§ **DATA FOR THE TASK**:
==============================

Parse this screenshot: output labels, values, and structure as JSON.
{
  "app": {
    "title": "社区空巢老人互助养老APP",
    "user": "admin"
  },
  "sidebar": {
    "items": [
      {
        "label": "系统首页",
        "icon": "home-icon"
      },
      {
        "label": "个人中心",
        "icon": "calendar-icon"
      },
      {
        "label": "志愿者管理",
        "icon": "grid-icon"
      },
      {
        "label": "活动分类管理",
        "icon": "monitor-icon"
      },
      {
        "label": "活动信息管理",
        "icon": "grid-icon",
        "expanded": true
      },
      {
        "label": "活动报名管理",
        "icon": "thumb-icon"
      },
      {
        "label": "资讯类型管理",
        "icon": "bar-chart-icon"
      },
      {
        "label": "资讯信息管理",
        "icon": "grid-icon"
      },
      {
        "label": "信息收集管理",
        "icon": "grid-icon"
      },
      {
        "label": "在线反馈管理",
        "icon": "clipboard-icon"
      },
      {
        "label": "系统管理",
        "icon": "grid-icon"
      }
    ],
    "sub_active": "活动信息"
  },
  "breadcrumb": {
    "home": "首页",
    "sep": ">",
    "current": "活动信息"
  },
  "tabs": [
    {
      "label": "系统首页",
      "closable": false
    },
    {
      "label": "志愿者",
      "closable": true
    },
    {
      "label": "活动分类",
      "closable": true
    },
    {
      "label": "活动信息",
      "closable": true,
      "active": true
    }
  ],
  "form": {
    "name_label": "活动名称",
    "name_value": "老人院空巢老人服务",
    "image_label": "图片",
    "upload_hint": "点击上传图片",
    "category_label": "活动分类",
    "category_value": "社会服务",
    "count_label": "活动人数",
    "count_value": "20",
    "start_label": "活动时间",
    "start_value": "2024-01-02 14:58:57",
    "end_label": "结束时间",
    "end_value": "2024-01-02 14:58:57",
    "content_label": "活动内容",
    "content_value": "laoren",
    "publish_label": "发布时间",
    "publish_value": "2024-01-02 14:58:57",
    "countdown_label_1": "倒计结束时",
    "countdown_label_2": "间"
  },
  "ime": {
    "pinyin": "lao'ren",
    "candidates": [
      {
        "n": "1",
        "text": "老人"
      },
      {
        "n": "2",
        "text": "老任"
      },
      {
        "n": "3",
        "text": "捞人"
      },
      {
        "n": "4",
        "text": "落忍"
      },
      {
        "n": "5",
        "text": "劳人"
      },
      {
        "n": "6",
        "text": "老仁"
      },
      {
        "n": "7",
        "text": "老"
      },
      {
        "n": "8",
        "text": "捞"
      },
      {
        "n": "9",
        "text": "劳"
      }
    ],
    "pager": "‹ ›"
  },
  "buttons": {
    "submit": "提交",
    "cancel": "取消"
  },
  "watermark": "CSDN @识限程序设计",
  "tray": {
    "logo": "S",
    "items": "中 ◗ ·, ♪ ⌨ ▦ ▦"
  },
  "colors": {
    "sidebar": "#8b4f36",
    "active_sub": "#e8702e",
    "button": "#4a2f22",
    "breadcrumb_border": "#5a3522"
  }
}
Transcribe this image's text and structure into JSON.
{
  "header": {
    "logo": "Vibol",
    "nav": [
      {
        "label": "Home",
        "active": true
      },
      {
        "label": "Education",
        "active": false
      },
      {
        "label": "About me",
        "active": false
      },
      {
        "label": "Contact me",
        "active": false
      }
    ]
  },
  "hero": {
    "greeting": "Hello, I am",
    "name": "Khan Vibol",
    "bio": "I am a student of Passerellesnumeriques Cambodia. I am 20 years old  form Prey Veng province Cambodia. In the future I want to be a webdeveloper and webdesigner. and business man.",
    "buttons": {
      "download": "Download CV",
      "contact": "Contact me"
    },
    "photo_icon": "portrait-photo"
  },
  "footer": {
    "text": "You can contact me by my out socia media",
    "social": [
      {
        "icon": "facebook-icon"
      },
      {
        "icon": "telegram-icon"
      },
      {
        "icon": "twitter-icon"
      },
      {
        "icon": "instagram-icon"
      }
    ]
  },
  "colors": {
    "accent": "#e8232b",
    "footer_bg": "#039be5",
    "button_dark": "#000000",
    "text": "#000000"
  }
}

==============================

§ **WHAT NEEDS TO BE DONE**: Repeat each record in full; every line must match exactly.

§ **FINAL RESULT**:
Parse this screenshot: output labels, values, and structure as JSON.
{
  "app": {
    "title": "社区空巢老人互助养老APP",
    "user": "admin"
  },
  "sidebar": {
    "items": [
      {
        "label": "系统首页",
        "icon": "home-icon"
      },
      {
        "label": "个人中心",
        "icon": "calendar-icon"
      },
      {
        "label": "志愿者管理",
        "icon": "grid-icon"
      },
      {
        "label": "活动分类管理",
        "icon": "monitor-icon"
      },
      {
        "label": "活动信息管理",
        "icon": "grid-icon",
        "expanded": true
      },
      {
        "label": "活动报名管理",
        "icon": "thumb-icon"
      },
      {
        "label": "资讯类型管理",
        "icon": "bar-chart-icon"
      },
      {
        "label": "资讯信息管理",
        "icon": "grid-icon"
      },
      {
        "label": "信息收集管理",
        "icon": "grid-icon"
      },
      {
        "label": "在线反馈管理",
        "icon": "clipboard-icon"
      },
      {
        "label": "系统管理",
        "icon": "grid-icon"
      }
    ],
    "sub_active": "活动信息"
  },
  "breadcrumb": {
    "home": "首页",
    "sep": ">",
    "current": "活动信息"
  },
  "tabs": [
    {
      "label": "系统首页",
      "closable": false
    },
    {
      "label": "志愿者",
      "closable": true
    },
    {
      "label": "活动分类",
      "closable": true
    },
    {
      "label": "活动信息",
      "closable": true,
      "active": true
    }
  ],
  "form": {
    "name_label": "活动名称",
    "name_value": "老人院空巢老人服务",
    "image_label": "图片",
    "upload_hint": "点击上传图片",
    "category_label": "活动分类",
    "category_value": "社会服务",
    "count_label": "活动人数",
    "count_value": "20",
    "start_label": "活动时间",
    "start_value": "2024-01-02 14:58:57",
    "end_label": "结束时间",
    "end_value": "2024-01-02 14:58:57",
    "content_label": "活动内容",
    "content_value": "laoren",
    "publish_label": "发布时间",
    "publish_value": "2024-01-02 14:58:57",
    "countdown_label_1": "倒计结束时",
    "countdown_label_2": "间"
  },
  "ime": {
    "pinyin": "lao'ren",
    "candidates": [
      {
        "n": "1",
        "text": "老人"
      },
      {
        "n": "2",
        "text": "老任"
      },
      {
        "n": "3",
        "text": "捞人"
      },
      {
        "n": "4",
        "text": "落忍"
      },
      {
        "n": "5",
        "text": "劳人"
      },
      {
        "n": "6",
        "text": "老仁"
      },
      {
        "n": "7",
        "text": "老"
      },
      {
        "n": "8",
        "text": "捞"
      },
      {
        "n": "9",
        "text": "劳"
      }
    ],
    "pager": "‹ ›"
  },
  "buttons": {
    "submit": "提交",
    "cancel": "取消"
  },
  "watermark": "CSDN @识限程序设计",
  "tray": {
    "logo": "S",
    "items": "中 ◗ ·, ♪ ⌨ ▦ ▦"
  },
  "colors": {
    "sidebar": "#8b4f36",
    "active_sub": "#e8702e",
    "button": "#4a2f22",
    "breadcrumb_border": "#5a3522"
  }
}
Transcribe this image's text and structure into JSON.
{
  "header": {
    "logo": "Vibol",
    "nav": [
      {
        "label": "Home",
        "active": true
      },
      {
        "label": "Education",
        "active": false
      },
      {
        "label": "About me",
        "active": false
      },
      {
        "label": "Contact me",
        "active": false
      }
    ]
  },
  "hero": {
    "greeting": "Hello, I am",
    "name": "Khan Vibol",
    "bio": "I am a student of Passerellesnumeriques Cambodia. I am 20 years old  form Prey Veng province Cambodia. In the future I want to be a webdeveloper and webdesigner. and business man.",
    "buttons": {
      "download": "Download CV",
      "contact": "Contact me"
    },
    "photo_icon": "portrait-photo"
  },
  "footer": {
    "text": "You can contact me by my out socia media",
    "social": [
      {
        "icon": "facebook-icon"
      },
      {
        "icon": "telegram-icon"
      },
      {
        "icon": "twitter-icon"
      },
      {
        "icon": "instagram-icon"
      }
    ]
  },
  "colors": {
    "accent": "#e8232b",
    "footer_bg": "#039be5",
    "button_dark": "#000000",
    "text": "#000000"
  }
}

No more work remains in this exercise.